[Material provided]:
╭──

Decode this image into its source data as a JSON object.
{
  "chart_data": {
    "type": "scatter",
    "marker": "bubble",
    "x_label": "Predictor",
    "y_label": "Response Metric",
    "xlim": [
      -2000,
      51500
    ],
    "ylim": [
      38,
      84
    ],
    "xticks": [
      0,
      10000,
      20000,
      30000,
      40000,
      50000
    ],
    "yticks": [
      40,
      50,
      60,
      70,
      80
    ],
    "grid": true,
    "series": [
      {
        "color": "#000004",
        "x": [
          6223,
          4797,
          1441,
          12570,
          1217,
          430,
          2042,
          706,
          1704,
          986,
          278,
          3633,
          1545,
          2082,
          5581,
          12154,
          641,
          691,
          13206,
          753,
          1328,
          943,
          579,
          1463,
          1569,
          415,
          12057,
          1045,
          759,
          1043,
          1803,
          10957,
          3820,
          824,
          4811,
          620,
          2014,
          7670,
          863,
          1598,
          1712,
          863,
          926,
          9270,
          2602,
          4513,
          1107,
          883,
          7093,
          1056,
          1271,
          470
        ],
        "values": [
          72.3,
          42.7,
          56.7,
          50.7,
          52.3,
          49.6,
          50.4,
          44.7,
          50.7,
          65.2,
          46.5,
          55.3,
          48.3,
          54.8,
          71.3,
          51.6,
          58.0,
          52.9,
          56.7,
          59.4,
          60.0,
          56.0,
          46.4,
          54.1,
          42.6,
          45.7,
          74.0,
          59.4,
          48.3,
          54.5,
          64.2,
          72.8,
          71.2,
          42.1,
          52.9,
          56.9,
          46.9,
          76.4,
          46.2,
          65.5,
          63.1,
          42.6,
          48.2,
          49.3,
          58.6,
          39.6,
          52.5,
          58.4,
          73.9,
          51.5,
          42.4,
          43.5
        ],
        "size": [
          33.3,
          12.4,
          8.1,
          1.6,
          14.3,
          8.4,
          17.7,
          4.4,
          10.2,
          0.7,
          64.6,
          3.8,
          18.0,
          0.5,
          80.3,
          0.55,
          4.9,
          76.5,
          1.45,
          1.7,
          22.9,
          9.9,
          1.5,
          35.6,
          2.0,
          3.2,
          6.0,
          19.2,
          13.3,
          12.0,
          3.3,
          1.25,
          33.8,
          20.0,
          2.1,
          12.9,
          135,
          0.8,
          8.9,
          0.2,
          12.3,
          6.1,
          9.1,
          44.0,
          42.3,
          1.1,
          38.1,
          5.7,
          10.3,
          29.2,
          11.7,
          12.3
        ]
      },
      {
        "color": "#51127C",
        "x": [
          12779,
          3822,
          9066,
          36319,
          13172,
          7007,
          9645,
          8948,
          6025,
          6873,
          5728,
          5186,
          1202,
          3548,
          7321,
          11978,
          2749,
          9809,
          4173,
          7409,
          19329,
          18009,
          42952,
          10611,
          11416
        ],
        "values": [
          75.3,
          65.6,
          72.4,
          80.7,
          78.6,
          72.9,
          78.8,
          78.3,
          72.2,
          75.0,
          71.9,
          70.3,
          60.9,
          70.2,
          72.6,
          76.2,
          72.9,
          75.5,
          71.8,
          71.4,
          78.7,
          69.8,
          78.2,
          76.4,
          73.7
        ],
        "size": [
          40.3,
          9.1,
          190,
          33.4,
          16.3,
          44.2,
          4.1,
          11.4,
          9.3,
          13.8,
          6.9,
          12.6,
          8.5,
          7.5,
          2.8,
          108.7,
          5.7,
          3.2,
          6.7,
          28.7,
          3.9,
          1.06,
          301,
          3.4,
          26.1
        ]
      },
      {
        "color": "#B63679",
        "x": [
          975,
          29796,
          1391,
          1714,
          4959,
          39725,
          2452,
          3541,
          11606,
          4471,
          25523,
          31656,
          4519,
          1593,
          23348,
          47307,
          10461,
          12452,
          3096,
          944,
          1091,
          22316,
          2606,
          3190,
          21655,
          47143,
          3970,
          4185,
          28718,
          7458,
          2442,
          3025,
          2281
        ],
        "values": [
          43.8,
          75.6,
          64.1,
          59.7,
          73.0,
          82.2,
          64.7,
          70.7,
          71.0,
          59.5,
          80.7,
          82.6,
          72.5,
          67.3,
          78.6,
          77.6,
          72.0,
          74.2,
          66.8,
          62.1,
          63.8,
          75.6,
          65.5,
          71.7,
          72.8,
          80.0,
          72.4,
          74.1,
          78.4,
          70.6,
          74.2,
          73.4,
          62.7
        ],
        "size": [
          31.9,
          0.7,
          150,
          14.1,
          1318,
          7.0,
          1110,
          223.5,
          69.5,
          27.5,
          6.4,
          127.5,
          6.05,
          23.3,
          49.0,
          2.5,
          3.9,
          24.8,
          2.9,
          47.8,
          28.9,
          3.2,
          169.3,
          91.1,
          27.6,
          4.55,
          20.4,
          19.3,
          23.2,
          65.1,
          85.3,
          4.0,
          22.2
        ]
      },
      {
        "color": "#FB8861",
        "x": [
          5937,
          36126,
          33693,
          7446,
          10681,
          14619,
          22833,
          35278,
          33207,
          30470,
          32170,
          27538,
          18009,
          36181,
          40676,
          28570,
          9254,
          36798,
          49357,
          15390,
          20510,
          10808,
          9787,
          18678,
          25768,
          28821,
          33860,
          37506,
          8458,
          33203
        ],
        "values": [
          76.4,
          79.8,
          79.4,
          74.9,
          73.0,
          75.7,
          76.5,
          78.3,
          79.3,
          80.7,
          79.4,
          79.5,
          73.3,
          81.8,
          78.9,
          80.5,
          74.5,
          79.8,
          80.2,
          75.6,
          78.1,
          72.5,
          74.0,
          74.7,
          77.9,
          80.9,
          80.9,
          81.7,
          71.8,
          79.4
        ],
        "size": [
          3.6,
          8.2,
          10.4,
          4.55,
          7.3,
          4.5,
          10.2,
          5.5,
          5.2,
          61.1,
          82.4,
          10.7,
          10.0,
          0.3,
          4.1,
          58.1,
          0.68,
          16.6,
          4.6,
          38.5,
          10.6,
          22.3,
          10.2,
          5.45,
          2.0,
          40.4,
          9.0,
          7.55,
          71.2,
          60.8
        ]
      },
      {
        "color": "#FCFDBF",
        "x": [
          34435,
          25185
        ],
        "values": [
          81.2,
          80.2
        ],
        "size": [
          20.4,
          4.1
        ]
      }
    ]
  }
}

╰──

[Problem statement]: Repeat the data verbatim.

[Full solution]:
Decode this image into its source data as a JSON object.
{
  "chart_data": {
    "type": "scatter",
    "marker": "bubble",
    "x_label": "Predictor",
    "y_label": "Response Metric",
    "xlim": [
      -2000,
      51500
    ],
    "ylim": [
      38,
      84
    ],
    "xticks": [
      0,
      10000,
      20000,
      30000,
      40000,
      50000
    ],
    "yticks": [
      40,
      50,
      60,
      70,
      80
    ],
    "grid": true,
    "series": [
      {
        "color": "#000004",
        "x": [
          6223,
          4797,
          1441,
          12570,
          1217,
          430,
          2042,
          706,
          1704,
          986,
          278,
          3633,
          1545,
          2082,
          5581,
          12154,
          641,
          691,
          13206,
          753,
          1328,
          943,
          579,
          1463,
          1569,
          415,
          12057,
          1045,
          759,
          1043,
          1803,
          10957,
          3820,
          824,
          4811,
          620,
          2014,
          7670,
          863,
          1598,
          1712,
          863,
          926,
          9270,
          2602,
          4513,
          1107,
          883,
          7093,
          1056,
          1271,
          470
        ],
        "values": [
          72.3,
          42.7,
          56.7,
          50.7,
          52.3,
          49.6,
          50.4,
          44.7,
          50.7,
          65.2,
          46.5,
          55.3,
          48.3,
          54.8,
          71.3,
          51.6,
          58.0,
          52.9,
          56.7,
          59.4,
          60.0,
          56.0,
          46.4,
          54.1,
          42.6,
          45.7,
          74.0,
          59.4,
          48.3,
          54.5,
          64.2,
          72.8,
          71.2,
          42.1,
          52.9,
          56.9,
          46.9,
          76.4,
          46.2,
          65.5,
          63.1,
          42.6,
          48.2,
          49.3,
          58.6,
          39.6,
          52.5,
          58.4,
          73.9,
          51.5,
          42.4,
          43.5
        ],
        "size": [
          33.3,
          12.4,
          8.1,
          1.6,
          14.3,
          8.4,
          17.7,
          4.4,
          10.2,
          0.7,
          64.6,
          3.8,
          18.0,
          0.5,
          80.3,
          0.55,
          4.9,
          76.5,
          1.45,
          1.7,
          22.9,
          9.9,
          1.5,
          35.6,
          2.0,
          3.2,
          6.0,
          19.2,
          13.3,
          12.0,
          3.3,
          1.25,
          33.8,
          20.0,
          2.1,
          12.9,
          135,
          0.8,
          8.9,
          0.2,
          12.3,
          6.1,
          9.1,
          44.0,
          42.3,
          1.1,
          38.1,
          5.7,
          10.3,
          29.2,
          11.7,
          12.3
        ]
      },
      {
        "color": "#51127C",
        "x": [
          12779,
          3822,
          9066,
          36319,
          13172,
          7007,
          9645,
          8948,
          6025,
          6873,
          5728,
          5186,
          1202,
          3548,
          7321,
          11978,
          2749,
          9809,
          4173,
          7409,
          19329,
          18009,
          42952,
          10611,
          11416
        ],
        "values": [
          75.3,
          65.6,
          72.4,
          80.7,
          78.6,
          72.9,
          78.8,
          78.3,
          72.2,
          75.0,
          71.9,
          70.3,
          60.9,
          70.2,
          72.6,
          76.2,
          72.9,
          75.5,
          71.8,
          71.4,
          78.7,
          69.8,
          78.2,
          76.4,
          73.7
        ],
        "size": [
          40.3,
          9.1,
          190,
          33.4,
          16.3,
          44.2,
          4.1,
          11.4,
          9.3,
          13.8,
          6.9,
          12.6,
          8.5,
          7.5,
          2.8,
          108.7,
          5.7,
          3.2,
          6.7,
          28.7,
          3.9,
          1.06,
          301,
          3.4,
          26.1
        ]
      },
      {
        "color": "#B63679",
        "x": [
          975,
          29796,
          1391,
          1714,
          4959,
          39725,
          2452,
          3541,
          11606,
          4471,
          25523,
          31656,
          4519,
          1593,
          23348,
          47307,
          10461,
          12452,
          3096,
          944,
          1091,
          22316,
          2606,
          3190,
          21655,
          47143,
          3970,
          4185,
          28718,
          7458,
          2442,
          3025,
          2281
        ],
        "values": [
          43.8,
          75.6,
          64.1,
          59.7,
          73.0,
          82.2,
          64.7,
          70.7,
          71.0,
          59.5,
          80.7,
          82.6,
          72.5,
          67.3,
          78.6,
          77.6,
          72.0,
          74.2,
          66.8,
          62.1,
          63.8,
          75.6,
          65.5,
          71.7,
          72.8,
          80.0,
          72.4,
          74.1,
          78.4,
          70.6,
          74.2,
          73.4,
          62.7
        ],
        "size": [
          31.9,
          0.7,
          150,
          14.1,
          1318,
          7.0,
          1110,
          223.5,
          69.5,
          27.5,
          6.4,
          127.5,
          6.05,
          23.3,
          49.0,
          2.5,
          3.9,
          24.8,
          2.9,
          47.8,
          28.9,
          3.2,
          169.3,
          91.1,
          27.6,
          4.55,
          20.4,
          19.3,
          23.2,
          65.1,
          85.3,
          4.0,
          22.2
        ]
      },
      {
        "color": "#FB8861",
        "x": [
          5937,
          36126,
          33693,
          7446,
          10681,
          14619,
          22833,
          35278,
          33207,
          30470,
          32170,
          27538,
          18009,
          36181,
          40676,
          28570,
          9254,
          36798,
          49357,
          15390,
          20510,
          10808,
          9787,
          18678,
          25768,
          28821,
          33860,
          37506,
          8458,
          33203
        ],
        "values": [
          76.4,
          79.8,
          79.4,
          74.9,
          73.0,
          75.7,
          76.5,
          78.3,
          79.3,
          80.7,
          79.4,
          79.5,
          73.3,
          81.8,
          78.9,
          80.5,
          74.5,
          79.8,
          80.2,
          75.6,
          78.1,
          72.5,
          74.0,
          74.7,
          77.9,
          80.9,
          80.9,
          81.7,
          71.8,
          79.4
        ],
        "size": [
          3.6,
          8.2,
          10.4,
          4.55,
          7.3,
          4.5,
          10.2,
          5.5,
          5.2,
          61.1,
          82.4,
          10.7,
          10.0,
          0.3,
          4.1,
          58.1,
          0.68,
          16.6,
          4.6,
          38.5,
          10.6,
          22.3,
          10.2,
          5.45,
          2.0,
          40.4,
          9.0,
          7.55,
          71.2,
          60.8
        ]
      },
      {
        "color": "#FCFDBF",
        "x": [
          34435,
          25185
        ],
        "values": [
          81.2,
          80.2
        ],
        "size": [
          20.4,
          4.1
        ]
      }
    ]
  }
}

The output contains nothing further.